[Figure content listings]
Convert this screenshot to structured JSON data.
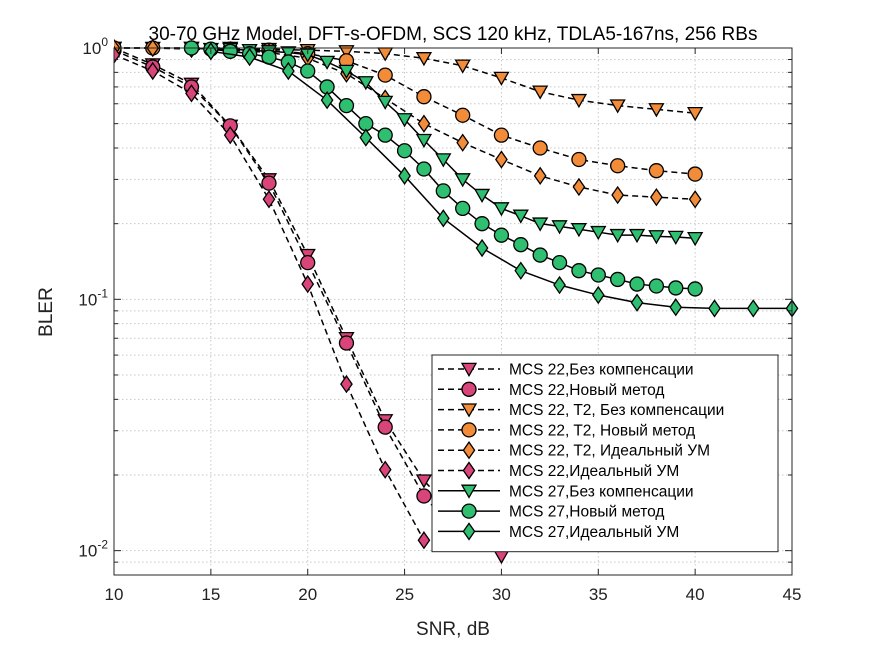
{
  "chart_data": {
    "type": "line",
    "title": "30-70 GHz Model, DFT-s-OFDM, SCS 120 kHz, TDLA5-167ns, 256 RBs",
    "xlabel": "SNR, dB",
    "ylabel": "BLER",
    "xlim": [
      10,
      45
    ],
    "ylim": [
      0.008,
      1
    ],
    "yscale": "log",
    "grid": true,
    "legend_position": "inside-bottom-right",
    "x_ticks": [
      "10",
      "15",
      "20",
      "25",
      "30",
      "35",
      "40",
      "45"
    ],
    "series": [
      {
        "name": "MCS 22,Без компенсации",
        "color": "#d9457a",
        "linestyle": "dashed",
        "marker": "triangle-down",
        "x": [
          10,
          12,
          14,
          16,
          18,
          20,
          22,
          24,
          26,
          28,
          30
        ],
        "y": [
          1.0,
          0.86,
          0.72,
          0.49,
          0.3,
          0.15,
          0.07,
          0.033,
          0.019,
          0.013,
          0.0095
        ]
      },
      {
        "name": "MCS 22,Новый метод",
        "color": "#d9457a",
        "linestyle": "dashed",
        "marker": "circle",
        "x": [
          10,
          12,
          14,
          16,
          18,
          20,
          22,
          24,
          26,
          28
        ],
        "y": [
          0.98,
          0.84,
          0.7,
          0.49,
          0.29,
          0.14,
          0.067,
          0.031,
          0.0165,
          0.011
        ]
      },
      {
        "name": "MCS 22, T2, Без компенсации",
        "color": "#f28c38",
        "linestyle": "dashed",
        "marker": "triangle-down",
        "x": [
          10,
          12,
          14,
          16,
          18,
          20,
          22,
          24,
          26,
          28,
          30,
          32,
          34,
          36,
          38,
          40
        ],
        "y": [
          1.0,
          1.0,
          1.0,
          1.0,
          0.99,
          0.98,
          0.97,
          0.95,
          0.91,
          0.85,
          0.76,
          0.67,
          0.62,
          0.59,
          0.57,
          0.55
        ]
      },
      {
        "name": "MCS 22, T2, Новый метод",
        "color": "#f28c38",
        "linestyle": "dashed",
        "marker": "circle",
        "x": [
          10,
          12,
          14,
          16,
          18,
          20,
          22,
          24,
          26,
          28,
          30,
          32,
          34,
          36,
          38,
          40
        ],
        "y": [
          1.0,
          1.0,
          1.0,
          0.99,
          0.98,
          0.95,
          0.89,
          0.78,
          0.64,
          0.54,
          0.45,
          0.4,
          0.36,
          0.34,
          0.325,
          0.315
        ]
      },
      {
        "name": "MCS 22, T2, Идеальный УМ",
        "color": "#f28c38",
        "linestyle": "dashed",
        "marker": "diamond",
        "x": [
          10,
          12,
          14,
          16,
          18,
          20,
          22,
          24,
          26,
          28,
          30,
          32,
          34,
          36,
          38,
          40
        ],
        "y": [
          1.0,
          1.0,
          0.99,
          0.98,
          0.96,
          0.91,
          0.79,
          0.63,
          0.5,
          0.42,
          0.36,
          0.31,
          0.28,
          0.26,
          0.255,
          0.25
        ]
      },
      {
        "name": "MCS 22,Идеальный УМ",
        "color": "#d9457a",
        "linestyle": "dashed",
        "marker": "diamond",
        "x": [
          10,
          12,
          14,
          16,
          18,
          20,
          22,
          24,
          26
        ],
        "y": [
          0.94,
          0.81,
          0.66,
          0.45,
          0.25,
          0.115,
          0.046,
          0.021,
          0.011
        ]
      },
      {
        "name": "MCS 27,Без компенсации",
        "color": "#2fbf71",
        "linestyle": "solid",
        "marker": "triangle-down",
        "x": [
          14,
          15,
          16,
          17,
          18,
          19,
          20,
          21,
          22,
          23,
          24,
          25,
          26,
          27,
          28,
          29,
          30,
          31,
          32,
          33,
          34,
          35,
          36,
          37,
          38,
          39,
          40
        ],
        "y": [
          1.0,
          0.99,
          0.99,
          0.98,
          0.97,
          0.96,
          0.94,
          0.88,
          0.81,
          0.73,
          0.61,
          0.52,
          0.43,
          0.36,
          0.3,
          0.26,
          0.23,
          0.215,
          0.2,
          0.195,
          0.19,
          0.185,
          0.18,
          0.18,
          0.178,
          0.177,
          0.175
        ]
      },
      {
        "name": "MCS 27,Новый метод",
        "color": "#2fbf71",
        "linestyle": "solid",
        "marker": "circle",
        "x": [
          14,
          15,
          16,
          17,
          18,
          19,
          20,
          21,
          22,
          23,
          24,
          25,
          26,
          27,
          28,
          29,
          30,
          31,
          32,
          33,
          34,
          35,
          36,
          37,
          38,
          39,
          40
        ],
        "y": [
          1.0,
          0.99,
          0.97,
          0.95,
          0.92,
          0.88,
          0.81,
          0.7,
          0.59,
          0.5,
          0.45,
          0.39,
          0.33,
          0.27,
          0.23,
          0.2,
          0.18,
          0.165,
          0.15,
          0.14,
          0.13,
          0.125,
          0.12,
          0.115,
          0.113,
          0.111,
          0.11
        ]
      },
      {
        "name": "MCS 27,Идеальный УМ",
        "color": "#2fbf71",
        "linestyle": "solid",
        "marker": "diamond",
        "x": [
          15,
          17,
          19,
          21,
          23,
          25,
          27,
          29,
          31,
          33,
          35,
          37,
          39,
          41,
          43,
          45
        ],
        "y": [
          0.97,
          0.92,
          0.81,
          0.62,
          0.44,
          0.31,
          0.21,
          0.16,
          0.13,
          0.114,
          0.104,
          0.097,
          0.093,
          0.092,
          0.092,
          0.092
        ]
      }
    ]
  }
}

» **Written exercise**: Identify each line in the records above that contains the word "метод", and copy it out in full.

» **Written response**:
        "name": "MCS 22,Новый метод",
        "name": "MCS 22, T2, Новый метод",
        "name": "MCS 27,Новый метод",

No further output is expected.